* STATED GOAL
Pull out every line with the word "Glint".

* INFORMATION SHOWN
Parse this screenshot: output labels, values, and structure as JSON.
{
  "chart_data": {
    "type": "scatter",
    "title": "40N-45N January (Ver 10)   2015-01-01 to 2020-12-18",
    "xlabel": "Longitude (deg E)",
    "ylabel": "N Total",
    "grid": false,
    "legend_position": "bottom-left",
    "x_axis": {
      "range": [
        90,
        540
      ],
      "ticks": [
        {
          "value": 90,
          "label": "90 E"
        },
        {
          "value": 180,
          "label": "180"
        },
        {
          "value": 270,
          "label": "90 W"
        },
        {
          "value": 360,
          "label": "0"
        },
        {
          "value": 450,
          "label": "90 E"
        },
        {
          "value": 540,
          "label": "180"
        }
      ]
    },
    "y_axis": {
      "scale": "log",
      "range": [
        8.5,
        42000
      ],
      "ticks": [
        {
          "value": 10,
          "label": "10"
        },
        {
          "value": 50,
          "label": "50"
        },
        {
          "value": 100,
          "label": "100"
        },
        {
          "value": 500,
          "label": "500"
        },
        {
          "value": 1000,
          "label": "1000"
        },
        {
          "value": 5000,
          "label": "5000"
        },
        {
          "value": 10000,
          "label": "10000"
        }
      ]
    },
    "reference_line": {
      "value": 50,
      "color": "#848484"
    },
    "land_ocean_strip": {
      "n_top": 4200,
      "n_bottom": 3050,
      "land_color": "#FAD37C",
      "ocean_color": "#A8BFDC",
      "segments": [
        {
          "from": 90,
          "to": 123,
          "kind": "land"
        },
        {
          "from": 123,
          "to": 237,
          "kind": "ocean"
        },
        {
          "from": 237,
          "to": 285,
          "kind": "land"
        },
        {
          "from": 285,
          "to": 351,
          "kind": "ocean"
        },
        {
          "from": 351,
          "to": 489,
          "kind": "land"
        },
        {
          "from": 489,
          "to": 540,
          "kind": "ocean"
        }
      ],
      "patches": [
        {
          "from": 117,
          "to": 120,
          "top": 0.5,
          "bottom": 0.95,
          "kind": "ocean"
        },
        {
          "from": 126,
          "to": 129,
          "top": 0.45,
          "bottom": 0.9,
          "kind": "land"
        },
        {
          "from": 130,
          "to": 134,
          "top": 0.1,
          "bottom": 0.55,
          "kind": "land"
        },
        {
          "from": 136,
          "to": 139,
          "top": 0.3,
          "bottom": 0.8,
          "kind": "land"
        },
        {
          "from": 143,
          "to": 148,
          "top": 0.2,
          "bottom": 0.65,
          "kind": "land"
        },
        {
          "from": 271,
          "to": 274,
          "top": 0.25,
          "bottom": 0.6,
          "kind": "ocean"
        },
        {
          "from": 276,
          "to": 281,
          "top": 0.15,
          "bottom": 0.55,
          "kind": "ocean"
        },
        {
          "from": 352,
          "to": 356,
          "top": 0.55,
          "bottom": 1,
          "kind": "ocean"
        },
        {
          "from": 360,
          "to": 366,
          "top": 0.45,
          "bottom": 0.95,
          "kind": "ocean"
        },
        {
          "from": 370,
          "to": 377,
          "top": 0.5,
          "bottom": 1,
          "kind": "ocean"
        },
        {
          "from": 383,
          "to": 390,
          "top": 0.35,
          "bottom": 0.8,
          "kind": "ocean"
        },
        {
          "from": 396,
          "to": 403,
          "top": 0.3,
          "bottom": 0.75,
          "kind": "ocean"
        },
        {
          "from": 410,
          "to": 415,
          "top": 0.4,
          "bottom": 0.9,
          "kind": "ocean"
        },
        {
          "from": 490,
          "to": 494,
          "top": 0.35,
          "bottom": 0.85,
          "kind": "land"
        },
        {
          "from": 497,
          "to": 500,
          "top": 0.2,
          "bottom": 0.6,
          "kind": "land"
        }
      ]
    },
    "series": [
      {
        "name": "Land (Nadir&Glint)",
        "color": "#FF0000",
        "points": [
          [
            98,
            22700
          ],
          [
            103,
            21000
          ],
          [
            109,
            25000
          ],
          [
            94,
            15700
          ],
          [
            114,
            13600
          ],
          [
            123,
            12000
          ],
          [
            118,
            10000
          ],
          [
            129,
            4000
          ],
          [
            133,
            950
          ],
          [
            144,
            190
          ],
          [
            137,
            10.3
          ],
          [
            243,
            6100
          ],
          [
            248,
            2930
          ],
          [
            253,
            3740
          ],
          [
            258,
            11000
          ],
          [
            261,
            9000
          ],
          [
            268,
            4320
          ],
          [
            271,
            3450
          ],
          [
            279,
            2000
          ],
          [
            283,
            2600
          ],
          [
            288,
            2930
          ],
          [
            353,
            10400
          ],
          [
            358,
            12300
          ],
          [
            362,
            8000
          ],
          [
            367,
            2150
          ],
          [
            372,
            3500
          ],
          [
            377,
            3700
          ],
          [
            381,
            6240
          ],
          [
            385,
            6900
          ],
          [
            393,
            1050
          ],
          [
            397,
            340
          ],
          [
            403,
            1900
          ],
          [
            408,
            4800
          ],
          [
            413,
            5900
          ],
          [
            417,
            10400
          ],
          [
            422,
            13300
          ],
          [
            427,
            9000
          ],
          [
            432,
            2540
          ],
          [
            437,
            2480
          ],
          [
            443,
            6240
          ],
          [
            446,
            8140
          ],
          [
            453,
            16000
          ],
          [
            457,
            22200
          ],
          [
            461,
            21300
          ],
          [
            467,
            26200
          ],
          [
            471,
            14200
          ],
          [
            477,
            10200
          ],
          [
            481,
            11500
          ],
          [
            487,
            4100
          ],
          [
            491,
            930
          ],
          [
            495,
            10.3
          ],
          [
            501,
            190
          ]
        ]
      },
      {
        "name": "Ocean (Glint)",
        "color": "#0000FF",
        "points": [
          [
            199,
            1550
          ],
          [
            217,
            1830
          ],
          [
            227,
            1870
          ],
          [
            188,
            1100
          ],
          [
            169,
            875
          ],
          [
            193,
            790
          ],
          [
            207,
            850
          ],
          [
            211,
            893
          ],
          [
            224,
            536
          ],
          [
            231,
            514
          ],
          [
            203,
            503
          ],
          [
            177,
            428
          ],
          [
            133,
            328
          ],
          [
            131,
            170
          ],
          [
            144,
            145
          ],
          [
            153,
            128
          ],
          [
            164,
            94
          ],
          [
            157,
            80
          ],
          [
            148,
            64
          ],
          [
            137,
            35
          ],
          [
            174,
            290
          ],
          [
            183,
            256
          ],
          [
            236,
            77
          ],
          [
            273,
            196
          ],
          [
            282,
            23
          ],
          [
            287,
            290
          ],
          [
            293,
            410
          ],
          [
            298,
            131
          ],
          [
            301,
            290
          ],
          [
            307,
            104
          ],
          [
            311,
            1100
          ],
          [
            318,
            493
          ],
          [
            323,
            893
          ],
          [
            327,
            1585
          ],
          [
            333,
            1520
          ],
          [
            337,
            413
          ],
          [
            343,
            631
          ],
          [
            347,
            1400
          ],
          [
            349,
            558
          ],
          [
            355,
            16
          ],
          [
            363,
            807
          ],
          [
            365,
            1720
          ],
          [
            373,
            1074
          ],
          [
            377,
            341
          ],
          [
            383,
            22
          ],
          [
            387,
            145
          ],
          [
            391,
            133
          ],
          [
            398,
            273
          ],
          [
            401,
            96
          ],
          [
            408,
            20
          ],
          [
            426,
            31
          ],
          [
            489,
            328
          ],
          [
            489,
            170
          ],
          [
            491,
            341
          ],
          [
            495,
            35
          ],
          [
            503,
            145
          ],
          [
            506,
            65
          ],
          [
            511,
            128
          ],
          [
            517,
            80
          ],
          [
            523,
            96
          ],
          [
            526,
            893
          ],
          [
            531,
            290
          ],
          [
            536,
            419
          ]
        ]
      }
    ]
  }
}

...

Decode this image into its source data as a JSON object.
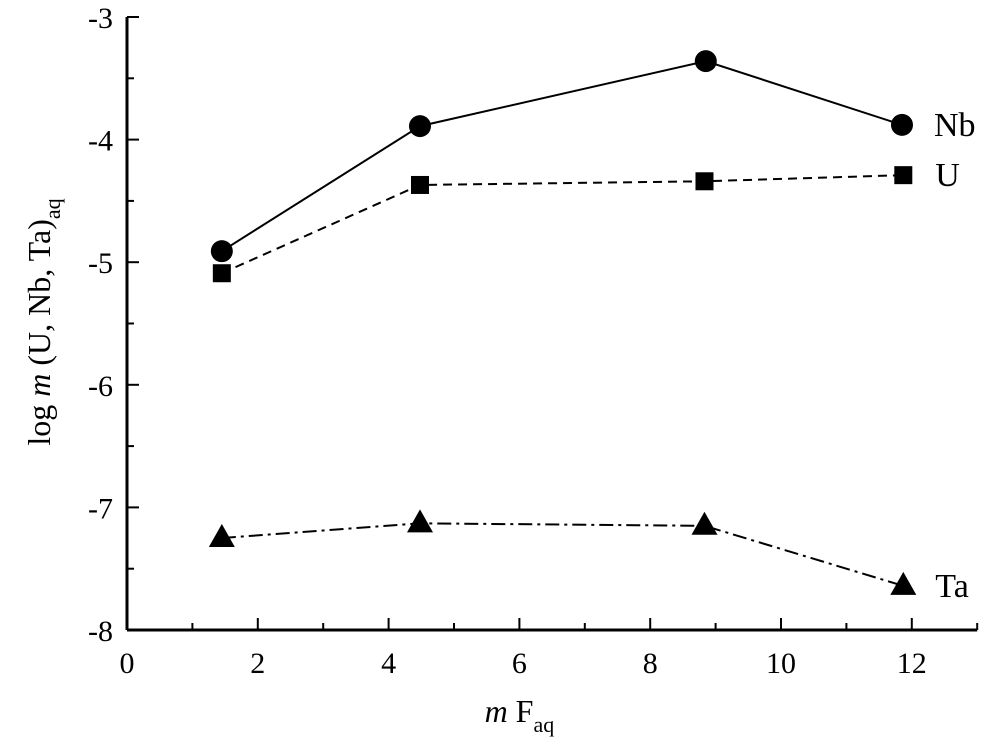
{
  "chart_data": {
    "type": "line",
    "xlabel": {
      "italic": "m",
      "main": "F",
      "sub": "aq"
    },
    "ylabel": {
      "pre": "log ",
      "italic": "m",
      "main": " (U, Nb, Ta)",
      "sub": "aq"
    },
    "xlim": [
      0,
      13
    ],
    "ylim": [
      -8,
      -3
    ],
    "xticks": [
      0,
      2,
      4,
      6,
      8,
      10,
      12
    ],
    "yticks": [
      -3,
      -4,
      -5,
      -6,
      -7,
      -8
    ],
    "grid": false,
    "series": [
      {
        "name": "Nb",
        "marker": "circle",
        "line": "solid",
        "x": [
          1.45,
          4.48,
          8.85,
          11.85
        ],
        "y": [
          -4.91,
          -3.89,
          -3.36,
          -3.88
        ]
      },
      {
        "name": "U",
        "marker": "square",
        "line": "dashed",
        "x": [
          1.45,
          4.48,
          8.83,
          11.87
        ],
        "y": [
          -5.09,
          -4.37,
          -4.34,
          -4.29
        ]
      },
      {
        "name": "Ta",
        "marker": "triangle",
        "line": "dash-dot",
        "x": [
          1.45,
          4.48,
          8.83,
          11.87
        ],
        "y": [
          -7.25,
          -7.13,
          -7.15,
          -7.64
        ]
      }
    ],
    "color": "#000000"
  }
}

* RESULT BELOW
        "name": "Land (Nadir&Glint)",
        "name": "Ocean (Glint)",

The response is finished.